• [Task to complete] Every entry must be repeated exactly. Exclude all pictures.
--- begin Extracted information ---
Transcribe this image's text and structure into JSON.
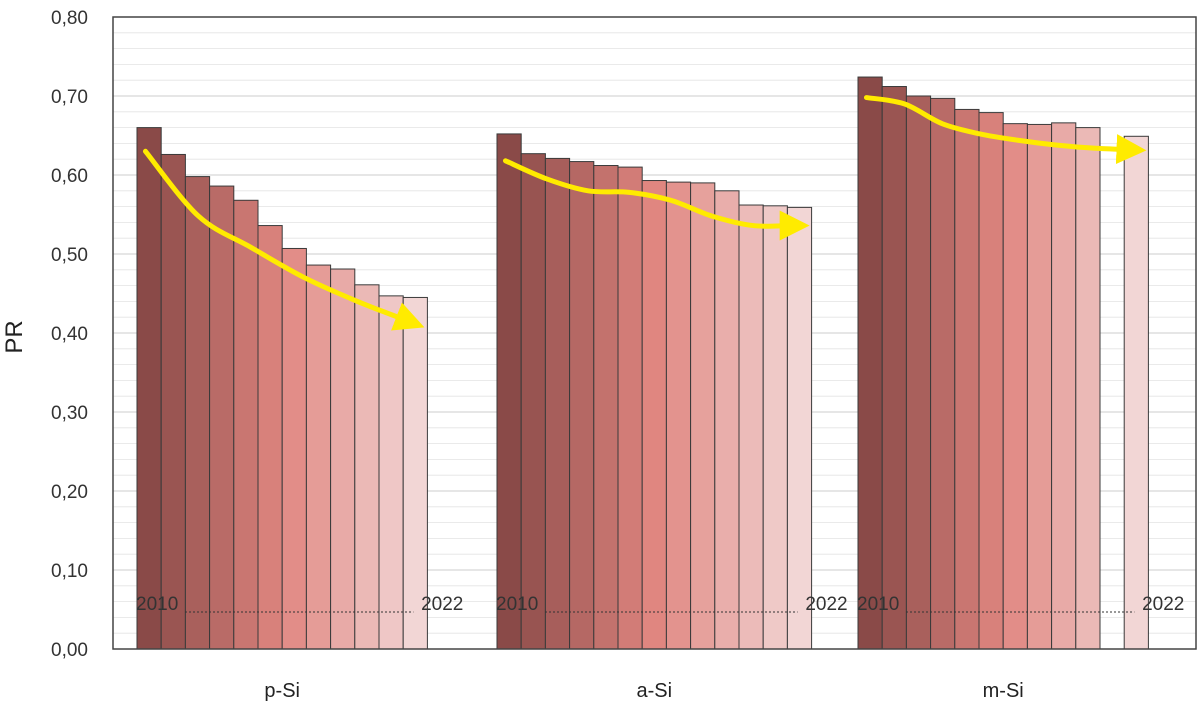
{
  "chart_data": {
    "type": "bar",
    "ylabel": "PR",
    "ylim": [
      0,
      0.8
    ],
    "yticks": [
      "0,00",
      "0,10",
      "0,20",
      "0,30",
      "0,40",
      "0,50",
      "0,60",
      "0,70",
      "0,80"
    ],
    "grid": true,
    "year_start_label": "2010",
    "year_end_label": "2022",
    "groups": [
      {
        "category": "p-Si",
        "values": [
          0.66,
          0.626,
          0.598,
          0.586,
          0.568,
          0.536,
          0.507,
          0.486,
          0.481,
          0.461,
          0.447,
          0.445
        ],
        "trend": [
          0.63,
          0.548,
          0.508,
          0.47,
          0.44,
          0.414
        ]
      },
      {
        "category": "a-Si",
        "values": [
          0.652,
          0.627,
          0.621,
          0.617,
          0.612,
          0.61,
          0.593,
          0.591,
          0.59,
          0.58,
          0.562,
          0.561,
          0.559
        ],
        "trend": [
          0.618,
          0.595,
          0.58,
          0.578,
          0.568,
          0.548,
          0.536,
          0.536
        ]
      },
      {
        "category": "m-Si",
        "values": [
          0.724,
          0.712,
          0.7,
          0.697,
          0.683,
          0.679,
          0.665,
          0.664,
          0.666,
          0.66,
          null,
          0.649
        ],
        "trend": [
          0.698,
          0.69,
          0.665,
          0.652,
          0.644,
          0.638,
          0.634,
          0.632
        ]
      }
    ],
    "colors": {
      "bar_dark": "#8a4a48",
      "bar_mid": "#e08680",
      "bar_light": "#f2d6d5",
      "trend": "#ffeb00",
      "grid": "#e4e4e4",
      "frame": "#444444"
    }
  }
}
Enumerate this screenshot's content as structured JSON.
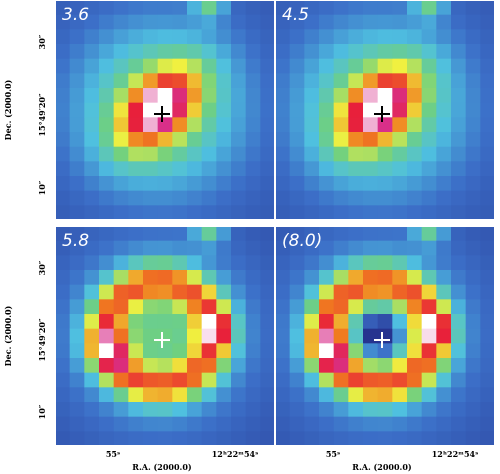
{
  "panels": [
    {
      "label": "3.6"
    },
    {
      "label": "4.5"
    },
    {
      "label": "5.8"
    },
    {
      "label": "(8.0)"
    }
  ],
  "y_axis": {
    "label": "Dec. (2000.0)",
    "ticks": [
      "30″",
      "15°49′20″",
      "10″"
    ]
  },
  "x_axis": {
    "label": "R.A. (2000.0)",
    "ticks": [
      "55ˢ",
      "12ʰ22ᵐ54ˢ"
    ]
  }
}
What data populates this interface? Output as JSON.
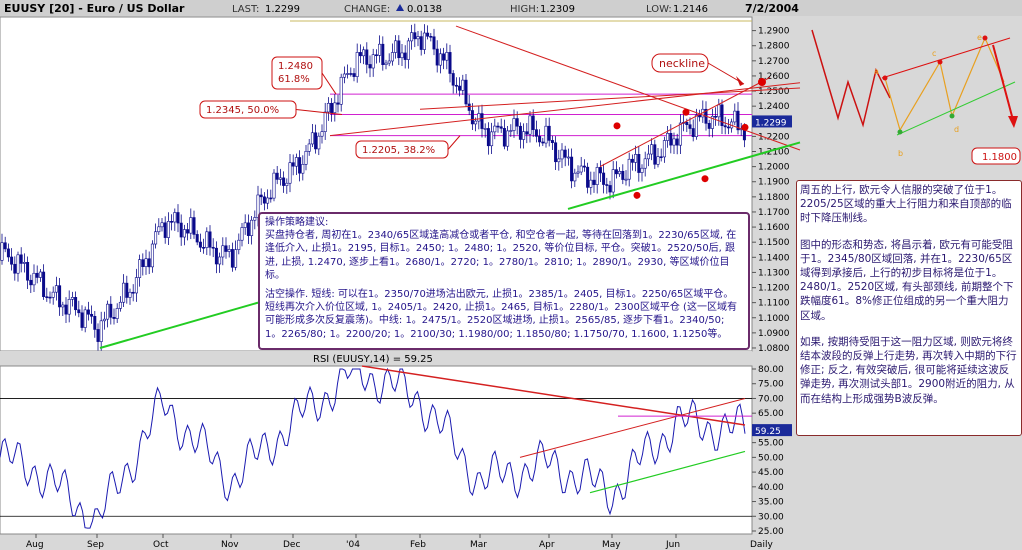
--- end Extracted information ---
• [Written answer]
Transcribe this image's text and structure into JSON.
{
  "chart_data": {
    "type": "bar",
    "ylabel": "PR",
    "ylim": [
      0,
      0.8
    ],
    "yticks": [
      "0,00",
      "0,10",
      "0,20",
      "0,30",
      "0,40",
      "0,50",
      "0,60",
      "0,70",
      "0,80"
    ],
    "grid": true,
    "year_start_label": "2010",
    "year_end_label": "2022",
    "groups": [
      {
        "category": "p-Si",
        "values": [
          0.66,
          0.626,
          0.598,
          0.586,
          0.568,
          0.536,
          0.507,
          0.486,
          0.481,
          0.461,
          0.447,
          0.445
        ],
        "trend": [
          0.63,
          0.548,
          0.508,
          0.47,
          0.44,
          0.414
        ]
      },
      {
        "category": "a-Si",
        "values": [
          0.652,
          0.627,
          0.621,
          0.617,
          0.612,
          0.61,
          0.593,
          0.591,
          0.59,
          0.58,
          0.562,
          0.561,
          0.559
        ],
        "trend": [
          0.618,
          0.595,
          0.58,
          0.578,
          0.568,
          0.548,
          0.536,
          0.536
        ]
      },
      {
        "category": "m-Si",
        "values": [
          0.724,
          0.712,
          0.7,
          0.697,
          0.683,
          0.679,
          0.665,
          0.664,
          0.666,
          0.66,
          null,
          0.649
        ],
        "trend": [
          0.698,
          0.69,
          0.665,
          0.652,
          0.644,
          0.638,
          0.634,
          0.632
        ]
      }
    ],
    "colors": {
      "bar_dark": "#8a4a48",
      "bar_mid": "#e08680",
      "bar_light": "#f2d6d5",
      "trend": "#ffeb00",
      "grid": "#e4e4e4",
      "frame": "#444444"
    }
  }
}
Enumerate this screenshot's content as structured JSON.
{
  "panels": [
    {
      "label": "3.6"
    },
    {
      "label": "4.5"
    },
    {
      "label": "5.8"
    },
    {
      "label": "(8.0)"
    }
  ],
  "y_axis": {
    "label": "Dec. (2000.0)",
    "ticks": [
      "30″",
      "15°49′20″",
      "10″"
    ]
  },
  "x_axis": {
    "label": "R.A. (2000.0)",
    "ticks": [
      "55ˢ",
      "12ʰ22ᵐ54ˢ"
    ]
  }
}
What data populates this interface? Output as JSON.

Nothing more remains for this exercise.